### What you have to do
Report the number of lines in these entries that contain "البخاري". Write only the number.
⟨
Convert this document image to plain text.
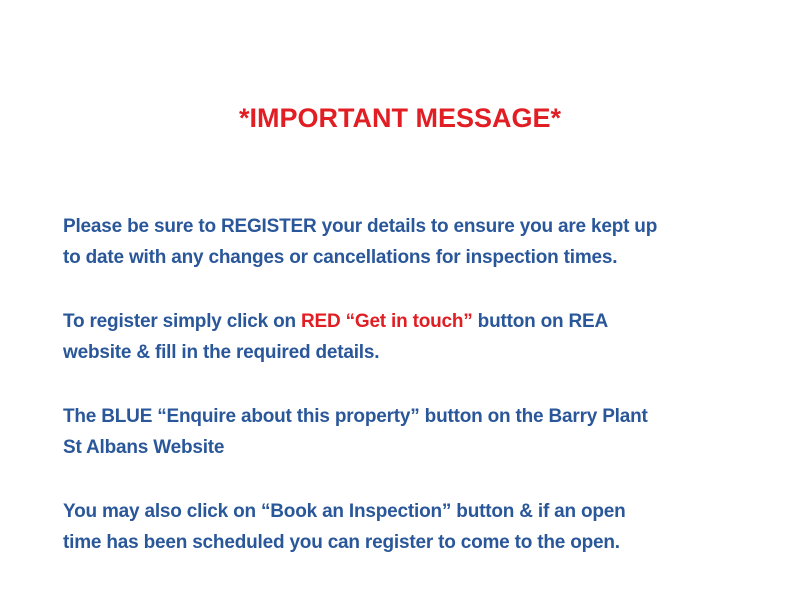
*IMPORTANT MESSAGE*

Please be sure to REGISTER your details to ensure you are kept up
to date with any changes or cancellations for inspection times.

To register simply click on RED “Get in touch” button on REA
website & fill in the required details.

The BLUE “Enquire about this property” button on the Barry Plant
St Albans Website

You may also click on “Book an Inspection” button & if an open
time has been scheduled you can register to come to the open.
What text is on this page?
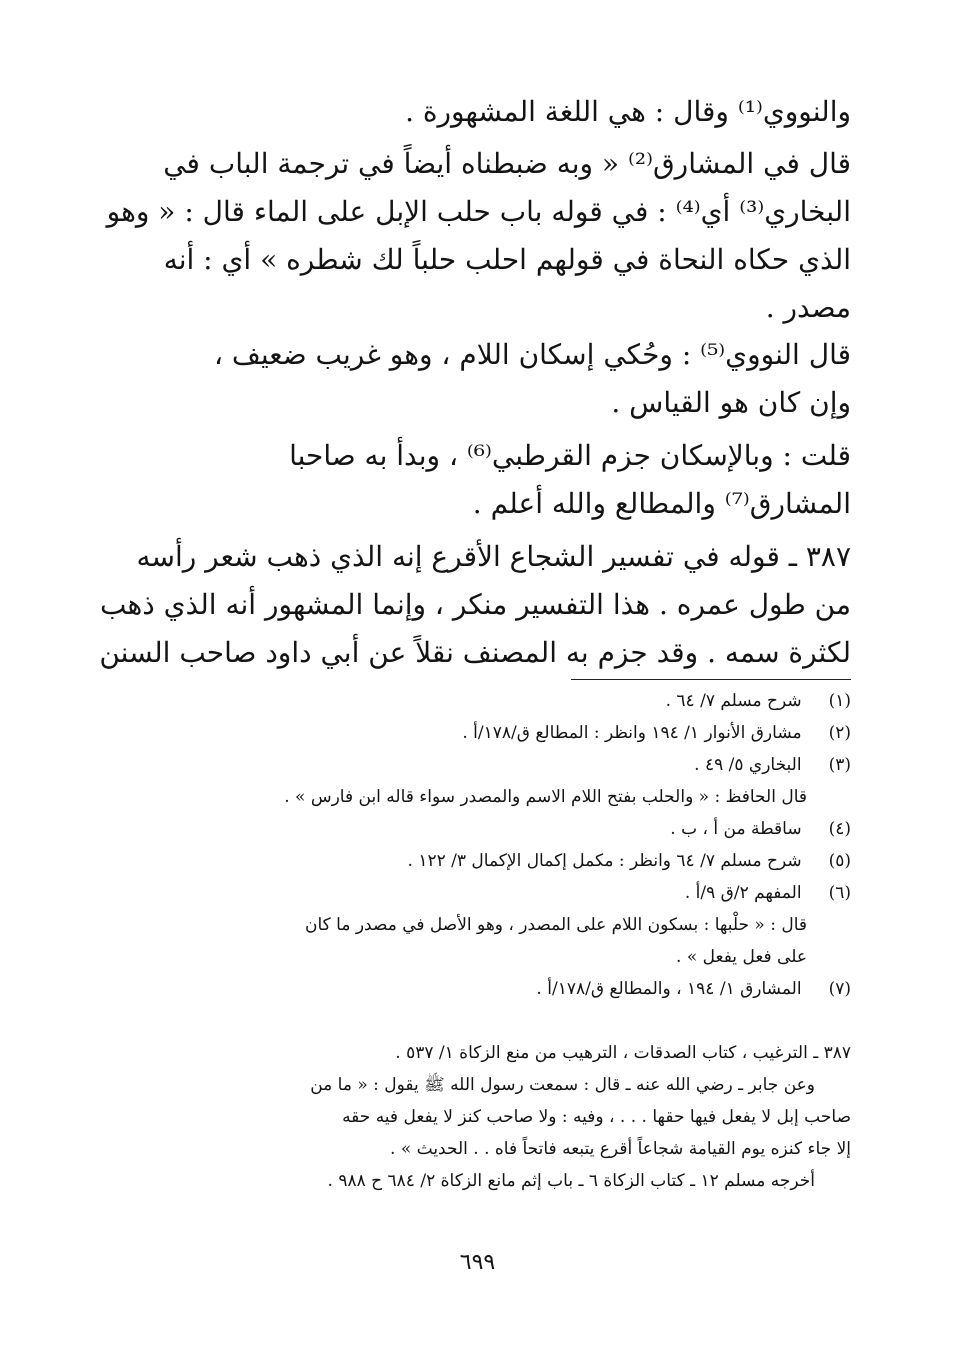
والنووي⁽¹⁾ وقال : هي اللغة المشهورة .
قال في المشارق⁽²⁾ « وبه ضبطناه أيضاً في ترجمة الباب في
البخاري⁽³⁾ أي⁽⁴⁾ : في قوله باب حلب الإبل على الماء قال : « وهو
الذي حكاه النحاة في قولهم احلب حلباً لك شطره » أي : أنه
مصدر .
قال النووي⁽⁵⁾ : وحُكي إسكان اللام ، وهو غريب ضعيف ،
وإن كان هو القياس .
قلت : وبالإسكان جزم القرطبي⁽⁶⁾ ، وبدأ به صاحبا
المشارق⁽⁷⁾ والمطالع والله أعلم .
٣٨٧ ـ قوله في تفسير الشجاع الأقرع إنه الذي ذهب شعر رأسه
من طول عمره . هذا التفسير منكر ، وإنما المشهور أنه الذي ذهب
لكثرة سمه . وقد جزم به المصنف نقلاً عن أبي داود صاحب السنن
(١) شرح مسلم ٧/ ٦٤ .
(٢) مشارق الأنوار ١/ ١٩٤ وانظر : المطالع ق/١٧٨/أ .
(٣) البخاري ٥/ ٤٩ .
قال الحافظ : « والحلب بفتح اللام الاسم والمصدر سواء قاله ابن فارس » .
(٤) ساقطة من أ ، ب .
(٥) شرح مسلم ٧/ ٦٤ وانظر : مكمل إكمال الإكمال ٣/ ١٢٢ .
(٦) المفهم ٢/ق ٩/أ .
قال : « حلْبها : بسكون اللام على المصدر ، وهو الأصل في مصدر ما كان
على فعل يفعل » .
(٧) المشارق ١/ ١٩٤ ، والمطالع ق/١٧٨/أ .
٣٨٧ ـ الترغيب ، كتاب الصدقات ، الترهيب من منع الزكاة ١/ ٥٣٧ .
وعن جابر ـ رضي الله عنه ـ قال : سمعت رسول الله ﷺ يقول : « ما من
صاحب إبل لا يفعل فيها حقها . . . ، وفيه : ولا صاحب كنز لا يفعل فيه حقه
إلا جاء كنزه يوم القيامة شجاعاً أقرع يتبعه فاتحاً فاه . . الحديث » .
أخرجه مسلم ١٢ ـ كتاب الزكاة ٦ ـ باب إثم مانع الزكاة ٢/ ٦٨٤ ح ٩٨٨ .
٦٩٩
⟩
### The answer
2